Stored items:
+ + + + +

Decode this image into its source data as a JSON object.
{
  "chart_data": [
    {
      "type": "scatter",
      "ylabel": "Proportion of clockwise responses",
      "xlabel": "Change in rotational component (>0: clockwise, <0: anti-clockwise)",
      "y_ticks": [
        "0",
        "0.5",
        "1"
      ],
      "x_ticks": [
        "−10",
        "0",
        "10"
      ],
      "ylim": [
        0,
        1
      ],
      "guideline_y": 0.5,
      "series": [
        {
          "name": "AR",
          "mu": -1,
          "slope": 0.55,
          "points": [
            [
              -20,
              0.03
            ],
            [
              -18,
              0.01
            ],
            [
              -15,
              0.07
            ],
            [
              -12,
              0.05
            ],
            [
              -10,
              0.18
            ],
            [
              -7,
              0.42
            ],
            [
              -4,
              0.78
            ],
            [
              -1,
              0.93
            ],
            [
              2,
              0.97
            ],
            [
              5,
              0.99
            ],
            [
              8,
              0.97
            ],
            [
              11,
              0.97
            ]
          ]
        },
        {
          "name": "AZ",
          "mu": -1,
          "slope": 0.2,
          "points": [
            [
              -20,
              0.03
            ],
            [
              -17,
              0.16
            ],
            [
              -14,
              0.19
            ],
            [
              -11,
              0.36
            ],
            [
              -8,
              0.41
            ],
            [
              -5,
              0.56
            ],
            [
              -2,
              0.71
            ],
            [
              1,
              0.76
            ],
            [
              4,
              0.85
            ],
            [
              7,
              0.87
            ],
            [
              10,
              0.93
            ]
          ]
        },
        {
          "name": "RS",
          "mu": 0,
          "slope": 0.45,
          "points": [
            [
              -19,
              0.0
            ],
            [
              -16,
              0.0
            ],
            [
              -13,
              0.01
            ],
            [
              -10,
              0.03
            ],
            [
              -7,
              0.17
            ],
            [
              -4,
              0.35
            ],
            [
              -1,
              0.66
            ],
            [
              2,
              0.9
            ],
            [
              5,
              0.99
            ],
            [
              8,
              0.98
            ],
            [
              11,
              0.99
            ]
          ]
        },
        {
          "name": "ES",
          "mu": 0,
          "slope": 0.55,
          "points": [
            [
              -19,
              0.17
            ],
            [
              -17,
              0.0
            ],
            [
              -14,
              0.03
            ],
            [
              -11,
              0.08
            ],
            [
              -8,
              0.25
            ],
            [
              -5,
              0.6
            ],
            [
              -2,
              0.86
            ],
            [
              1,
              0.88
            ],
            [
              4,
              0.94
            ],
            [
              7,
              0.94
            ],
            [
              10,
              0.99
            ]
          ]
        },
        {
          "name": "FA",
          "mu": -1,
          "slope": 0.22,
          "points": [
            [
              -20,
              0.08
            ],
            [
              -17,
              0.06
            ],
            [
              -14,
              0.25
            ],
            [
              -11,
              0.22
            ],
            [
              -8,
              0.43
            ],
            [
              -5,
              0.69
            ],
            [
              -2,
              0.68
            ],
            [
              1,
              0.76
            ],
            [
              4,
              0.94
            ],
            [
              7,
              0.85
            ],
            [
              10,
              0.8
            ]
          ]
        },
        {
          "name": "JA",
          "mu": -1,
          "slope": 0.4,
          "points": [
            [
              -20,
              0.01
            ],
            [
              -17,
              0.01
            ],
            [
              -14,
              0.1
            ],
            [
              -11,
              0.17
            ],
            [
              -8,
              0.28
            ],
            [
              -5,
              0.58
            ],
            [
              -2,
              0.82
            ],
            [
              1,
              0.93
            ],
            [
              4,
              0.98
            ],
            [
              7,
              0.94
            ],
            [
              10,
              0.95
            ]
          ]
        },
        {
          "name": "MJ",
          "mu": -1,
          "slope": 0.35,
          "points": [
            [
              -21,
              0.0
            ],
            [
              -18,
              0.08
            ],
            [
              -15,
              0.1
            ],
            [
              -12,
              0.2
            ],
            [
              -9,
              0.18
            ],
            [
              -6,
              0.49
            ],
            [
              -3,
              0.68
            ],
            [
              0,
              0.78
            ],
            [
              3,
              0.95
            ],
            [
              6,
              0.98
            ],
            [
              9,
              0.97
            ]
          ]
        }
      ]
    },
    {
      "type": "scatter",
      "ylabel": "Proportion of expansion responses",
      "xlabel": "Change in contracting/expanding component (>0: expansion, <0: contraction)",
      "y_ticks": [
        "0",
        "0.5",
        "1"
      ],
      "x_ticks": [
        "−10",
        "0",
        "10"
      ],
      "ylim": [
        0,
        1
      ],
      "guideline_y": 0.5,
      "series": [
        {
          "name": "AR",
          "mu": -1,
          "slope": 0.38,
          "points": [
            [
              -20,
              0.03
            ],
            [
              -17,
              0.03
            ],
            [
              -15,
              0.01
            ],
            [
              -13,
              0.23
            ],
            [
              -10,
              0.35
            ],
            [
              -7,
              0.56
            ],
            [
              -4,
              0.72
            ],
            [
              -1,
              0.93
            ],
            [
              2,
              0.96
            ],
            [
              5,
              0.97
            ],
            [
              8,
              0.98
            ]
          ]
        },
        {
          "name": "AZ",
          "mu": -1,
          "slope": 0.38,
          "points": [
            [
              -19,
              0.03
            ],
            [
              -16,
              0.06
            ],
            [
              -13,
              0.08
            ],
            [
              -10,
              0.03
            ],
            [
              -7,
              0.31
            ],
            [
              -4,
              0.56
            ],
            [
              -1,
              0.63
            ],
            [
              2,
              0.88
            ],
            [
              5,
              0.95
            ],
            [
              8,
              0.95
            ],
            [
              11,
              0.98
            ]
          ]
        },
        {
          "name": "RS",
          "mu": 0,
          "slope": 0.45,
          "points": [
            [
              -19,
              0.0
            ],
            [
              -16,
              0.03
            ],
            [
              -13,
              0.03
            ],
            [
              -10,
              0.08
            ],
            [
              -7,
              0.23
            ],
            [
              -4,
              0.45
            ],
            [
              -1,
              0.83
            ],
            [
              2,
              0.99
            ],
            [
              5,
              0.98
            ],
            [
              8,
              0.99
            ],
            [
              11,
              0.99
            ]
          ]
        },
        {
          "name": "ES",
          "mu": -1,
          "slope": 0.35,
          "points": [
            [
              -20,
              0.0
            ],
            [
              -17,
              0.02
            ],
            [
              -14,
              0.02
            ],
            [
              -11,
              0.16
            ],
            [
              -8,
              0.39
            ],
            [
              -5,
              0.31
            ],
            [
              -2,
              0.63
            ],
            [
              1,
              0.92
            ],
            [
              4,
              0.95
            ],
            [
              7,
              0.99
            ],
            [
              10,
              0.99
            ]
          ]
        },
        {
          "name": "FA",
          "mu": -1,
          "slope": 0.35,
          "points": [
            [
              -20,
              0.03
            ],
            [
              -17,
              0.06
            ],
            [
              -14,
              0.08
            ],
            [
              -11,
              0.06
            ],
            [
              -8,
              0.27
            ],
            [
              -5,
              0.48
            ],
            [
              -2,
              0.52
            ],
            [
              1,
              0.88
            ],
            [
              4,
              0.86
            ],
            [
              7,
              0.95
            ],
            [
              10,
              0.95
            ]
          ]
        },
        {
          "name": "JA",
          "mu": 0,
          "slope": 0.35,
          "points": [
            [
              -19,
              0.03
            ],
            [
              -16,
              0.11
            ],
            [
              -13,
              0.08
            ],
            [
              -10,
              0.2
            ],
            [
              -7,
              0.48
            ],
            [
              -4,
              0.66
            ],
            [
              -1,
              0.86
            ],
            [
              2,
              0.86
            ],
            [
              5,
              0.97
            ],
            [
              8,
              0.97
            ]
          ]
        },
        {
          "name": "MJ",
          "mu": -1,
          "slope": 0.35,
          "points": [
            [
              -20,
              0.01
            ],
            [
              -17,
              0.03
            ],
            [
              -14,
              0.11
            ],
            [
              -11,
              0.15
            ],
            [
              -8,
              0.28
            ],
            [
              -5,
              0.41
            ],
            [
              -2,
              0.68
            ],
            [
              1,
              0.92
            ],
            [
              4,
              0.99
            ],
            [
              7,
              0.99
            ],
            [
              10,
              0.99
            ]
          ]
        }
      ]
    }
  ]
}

+ + + + +

Problem description :: Search the entries for the word "expansion", then gather every line that has it.

Result for this task ::
      "ylabel": "Proportion of expansion responses",
      "xlabel": "Change in contracting/expanding component (>0: expansion, <0: contraction)",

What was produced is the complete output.